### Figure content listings
>>
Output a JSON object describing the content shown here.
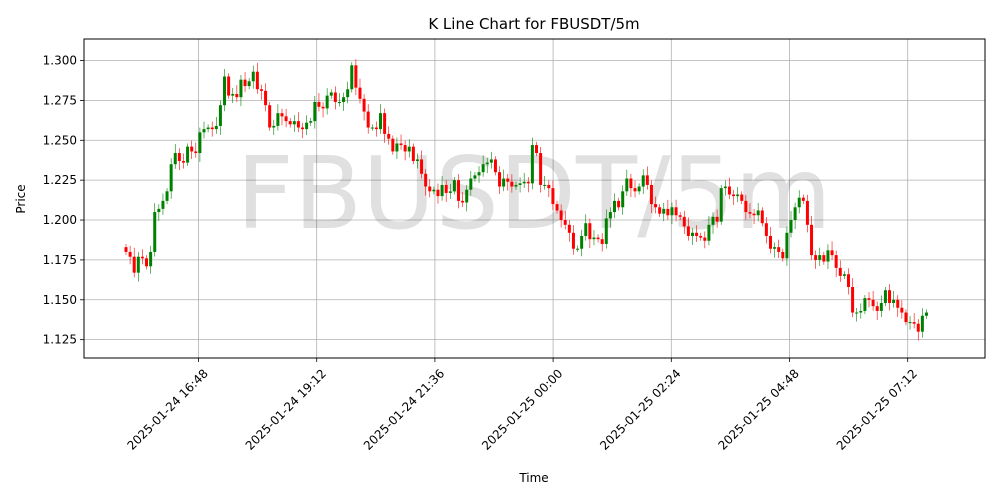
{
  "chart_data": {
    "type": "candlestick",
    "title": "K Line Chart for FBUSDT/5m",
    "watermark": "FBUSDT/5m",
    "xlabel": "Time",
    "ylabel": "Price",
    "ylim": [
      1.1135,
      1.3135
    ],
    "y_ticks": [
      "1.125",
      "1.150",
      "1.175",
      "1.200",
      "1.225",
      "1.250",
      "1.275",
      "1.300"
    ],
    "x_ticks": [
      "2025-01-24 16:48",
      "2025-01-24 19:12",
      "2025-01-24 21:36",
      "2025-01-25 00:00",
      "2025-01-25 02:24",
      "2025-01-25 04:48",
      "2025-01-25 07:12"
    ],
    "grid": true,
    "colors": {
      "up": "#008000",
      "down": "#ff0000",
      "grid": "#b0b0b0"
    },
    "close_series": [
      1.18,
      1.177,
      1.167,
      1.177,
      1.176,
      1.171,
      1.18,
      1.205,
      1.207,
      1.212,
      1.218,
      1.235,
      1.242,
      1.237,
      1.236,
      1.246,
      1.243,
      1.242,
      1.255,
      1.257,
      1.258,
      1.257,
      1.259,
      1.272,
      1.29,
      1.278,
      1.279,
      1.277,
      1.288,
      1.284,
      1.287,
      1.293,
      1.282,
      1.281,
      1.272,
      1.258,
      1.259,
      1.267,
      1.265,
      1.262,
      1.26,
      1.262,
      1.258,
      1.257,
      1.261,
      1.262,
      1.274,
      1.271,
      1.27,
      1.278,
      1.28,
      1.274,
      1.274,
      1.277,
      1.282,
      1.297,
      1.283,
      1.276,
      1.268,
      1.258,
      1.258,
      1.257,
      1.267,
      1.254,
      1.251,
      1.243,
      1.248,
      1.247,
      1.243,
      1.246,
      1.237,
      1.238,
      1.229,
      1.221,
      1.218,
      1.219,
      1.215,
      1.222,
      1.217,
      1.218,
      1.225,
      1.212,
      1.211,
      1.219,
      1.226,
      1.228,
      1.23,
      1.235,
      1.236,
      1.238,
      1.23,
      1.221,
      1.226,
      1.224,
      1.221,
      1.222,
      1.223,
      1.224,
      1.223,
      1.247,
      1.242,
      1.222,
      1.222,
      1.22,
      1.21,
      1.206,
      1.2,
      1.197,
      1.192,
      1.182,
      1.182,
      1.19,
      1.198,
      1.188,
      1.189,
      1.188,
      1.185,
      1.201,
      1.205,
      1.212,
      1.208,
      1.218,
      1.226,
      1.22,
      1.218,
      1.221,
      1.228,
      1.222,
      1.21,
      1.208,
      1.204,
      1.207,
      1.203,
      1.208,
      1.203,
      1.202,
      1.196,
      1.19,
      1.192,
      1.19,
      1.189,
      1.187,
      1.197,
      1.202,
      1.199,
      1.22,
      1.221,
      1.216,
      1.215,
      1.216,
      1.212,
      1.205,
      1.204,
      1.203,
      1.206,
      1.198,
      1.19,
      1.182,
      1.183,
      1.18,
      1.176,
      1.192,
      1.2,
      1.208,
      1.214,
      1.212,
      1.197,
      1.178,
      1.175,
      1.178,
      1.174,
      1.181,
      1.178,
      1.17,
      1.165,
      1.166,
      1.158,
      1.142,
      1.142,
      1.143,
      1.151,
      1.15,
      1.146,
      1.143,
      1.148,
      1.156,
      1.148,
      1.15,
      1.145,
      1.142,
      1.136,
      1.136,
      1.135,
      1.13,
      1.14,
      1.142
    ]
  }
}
<<
>>
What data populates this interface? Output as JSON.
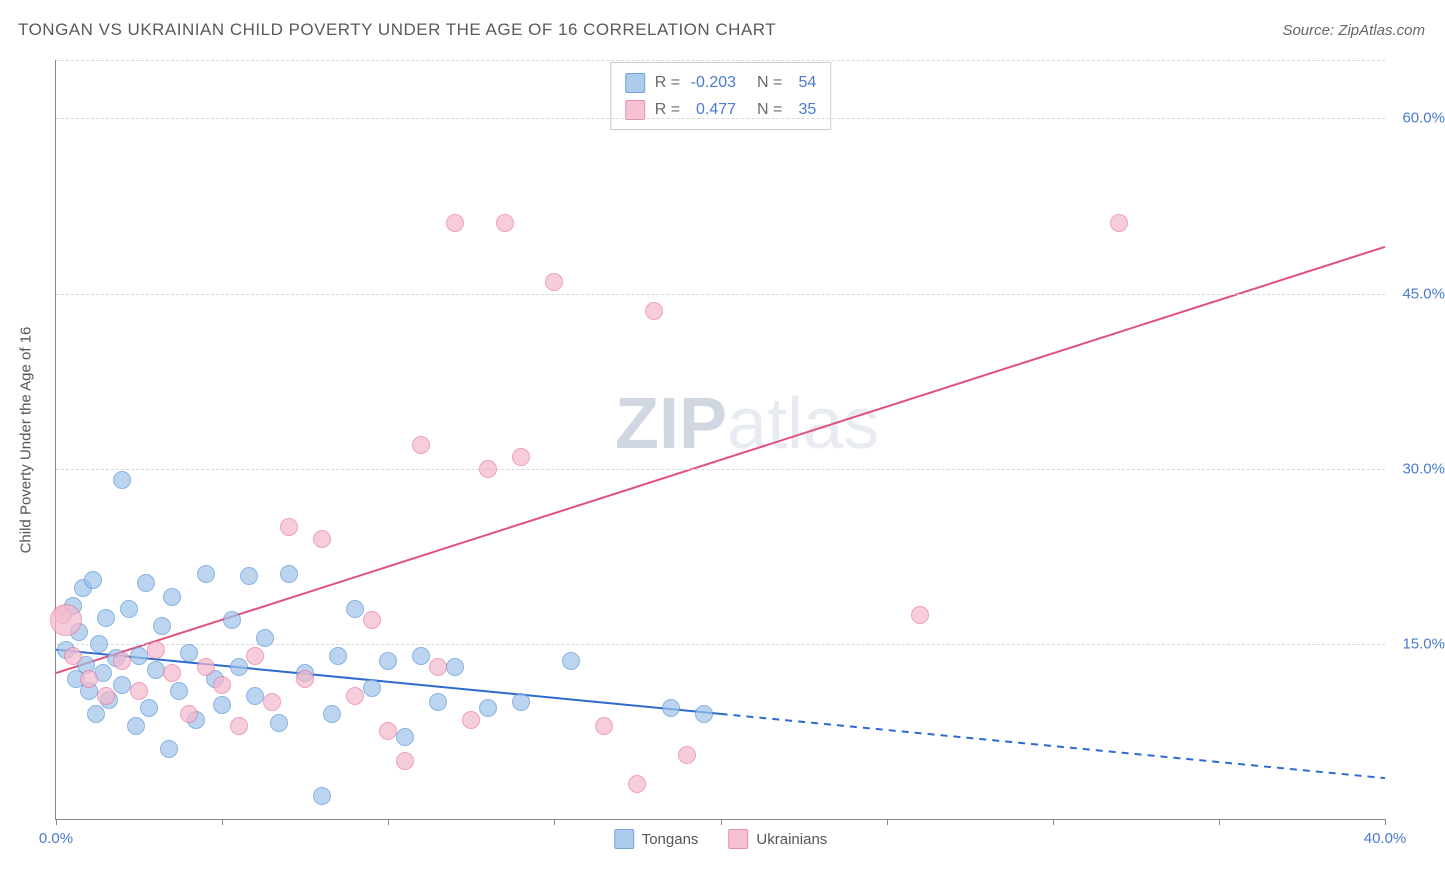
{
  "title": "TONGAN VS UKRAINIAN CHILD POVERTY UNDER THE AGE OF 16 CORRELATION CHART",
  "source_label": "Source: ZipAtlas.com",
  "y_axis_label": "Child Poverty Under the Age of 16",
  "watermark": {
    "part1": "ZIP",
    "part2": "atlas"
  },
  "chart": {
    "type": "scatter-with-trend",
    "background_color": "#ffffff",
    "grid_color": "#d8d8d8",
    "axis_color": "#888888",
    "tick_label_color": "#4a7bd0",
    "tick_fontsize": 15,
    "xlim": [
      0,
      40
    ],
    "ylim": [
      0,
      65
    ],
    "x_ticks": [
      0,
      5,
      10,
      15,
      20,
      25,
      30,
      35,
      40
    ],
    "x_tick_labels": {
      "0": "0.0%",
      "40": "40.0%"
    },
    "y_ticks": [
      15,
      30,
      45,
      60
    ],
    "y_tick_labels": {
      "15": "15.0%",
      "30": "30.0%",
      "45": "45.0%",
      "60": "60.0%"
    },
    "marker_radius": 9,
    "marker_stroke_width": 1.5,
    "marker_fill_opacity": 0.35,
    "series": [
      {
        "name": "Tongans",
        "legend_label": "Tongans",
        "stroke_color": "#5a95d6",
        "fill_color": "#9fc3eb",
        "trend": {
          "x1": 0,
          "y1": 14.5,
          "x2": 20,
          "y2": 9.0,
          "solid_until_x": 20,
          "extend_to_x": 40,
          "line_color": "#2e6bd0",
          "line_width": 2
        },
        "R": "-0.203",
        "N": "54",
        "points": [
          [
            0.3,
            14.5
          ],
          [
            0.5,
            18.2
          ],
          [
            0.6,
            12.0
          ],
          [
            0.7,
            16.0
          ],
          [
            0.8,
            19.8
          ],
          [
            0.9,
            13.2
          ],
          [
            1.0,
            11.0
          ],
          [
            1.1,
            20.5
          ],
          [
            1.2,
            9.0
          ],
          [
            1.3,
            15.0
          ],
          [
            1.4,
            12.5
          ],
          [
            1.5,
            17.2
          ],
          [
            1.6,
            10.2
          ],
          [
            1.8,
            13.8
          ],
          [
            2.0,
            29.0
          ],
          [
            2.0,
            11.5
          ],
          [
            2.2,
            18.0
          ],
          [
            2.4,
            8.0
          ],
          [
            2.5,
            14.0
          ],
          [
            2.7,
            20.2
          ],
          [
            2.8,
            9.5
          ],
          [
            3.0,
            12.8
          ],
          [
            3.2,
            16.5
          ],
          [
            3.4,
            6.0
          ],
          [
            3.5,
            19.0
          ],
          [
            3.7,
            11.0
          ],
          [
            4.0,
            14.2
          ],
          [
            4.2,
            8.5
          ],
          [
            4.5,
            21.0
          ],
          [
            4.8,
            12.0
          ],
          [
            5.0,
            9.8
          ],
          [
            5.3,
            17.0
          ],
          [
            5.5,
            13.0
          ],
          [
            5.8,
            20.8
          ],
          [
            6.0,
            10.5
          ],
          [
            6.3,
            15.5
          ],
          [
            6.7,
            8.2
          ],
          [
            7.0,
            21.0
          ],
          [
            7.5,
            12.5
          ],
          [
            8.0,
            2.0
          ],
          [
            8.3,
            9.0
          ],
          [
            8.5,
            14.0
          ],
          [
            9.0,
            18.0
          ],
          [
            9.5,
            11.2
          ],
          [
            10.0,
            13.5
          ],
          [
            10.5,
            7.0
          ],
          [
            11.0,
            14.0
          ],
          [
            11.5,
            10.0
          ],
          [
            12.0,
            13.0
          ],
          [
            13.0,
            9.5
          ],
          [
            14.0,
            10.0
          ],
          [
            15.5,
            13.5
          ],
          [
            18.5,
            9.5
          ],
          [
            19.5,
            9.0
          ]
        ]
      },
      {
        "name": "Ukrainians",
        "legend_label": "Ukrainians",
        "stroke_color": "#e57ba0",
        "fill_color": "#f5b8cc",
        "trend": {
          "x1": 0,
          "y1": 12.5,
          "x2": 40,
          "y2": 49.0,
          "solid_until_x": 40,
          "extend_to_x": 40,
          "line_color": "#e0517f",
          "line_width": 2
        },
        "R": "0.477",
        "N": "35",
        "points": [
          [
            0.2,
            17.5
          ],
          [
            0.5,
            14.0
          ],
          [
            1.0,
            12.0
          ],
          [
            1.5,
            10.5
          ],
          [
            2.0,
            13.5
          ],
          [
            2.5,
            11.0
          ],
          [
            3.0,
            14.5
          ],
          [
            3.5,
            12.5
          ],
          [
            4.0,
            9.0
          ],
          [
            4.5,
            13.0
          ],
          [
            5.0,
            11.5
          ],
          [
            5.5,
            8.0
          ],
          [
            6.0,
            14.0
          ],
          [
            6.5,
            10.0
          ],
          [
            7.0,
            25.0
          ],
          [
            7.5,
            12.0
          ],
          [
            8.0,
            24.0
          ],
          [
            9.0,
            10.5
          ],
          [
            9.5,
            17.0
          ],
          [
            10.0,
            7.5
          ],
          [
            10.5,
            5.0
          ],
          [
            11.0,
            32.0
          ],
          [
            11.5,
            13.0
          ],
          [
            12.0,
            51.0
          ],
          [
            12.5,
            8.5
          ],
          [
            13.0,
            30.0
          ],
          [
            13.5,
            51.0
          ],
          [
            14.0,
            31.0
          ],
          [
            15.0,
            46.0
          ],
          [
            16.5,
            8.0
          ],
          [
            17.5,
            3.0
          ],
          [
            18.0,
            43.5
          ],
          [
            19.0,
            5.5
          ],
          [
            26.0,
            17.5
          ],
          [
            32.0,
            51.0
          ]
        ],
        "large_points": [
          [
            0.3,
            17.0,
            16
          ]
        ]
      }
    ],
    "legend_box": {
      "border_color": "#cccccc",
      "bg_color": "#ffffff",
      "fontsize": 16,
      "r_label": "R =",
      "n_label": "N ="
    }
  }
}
<<
### Instructions to follow
Go through the listing above and work out how many lines contain the string "title". Reply with the number alone.

### Exercise answer
2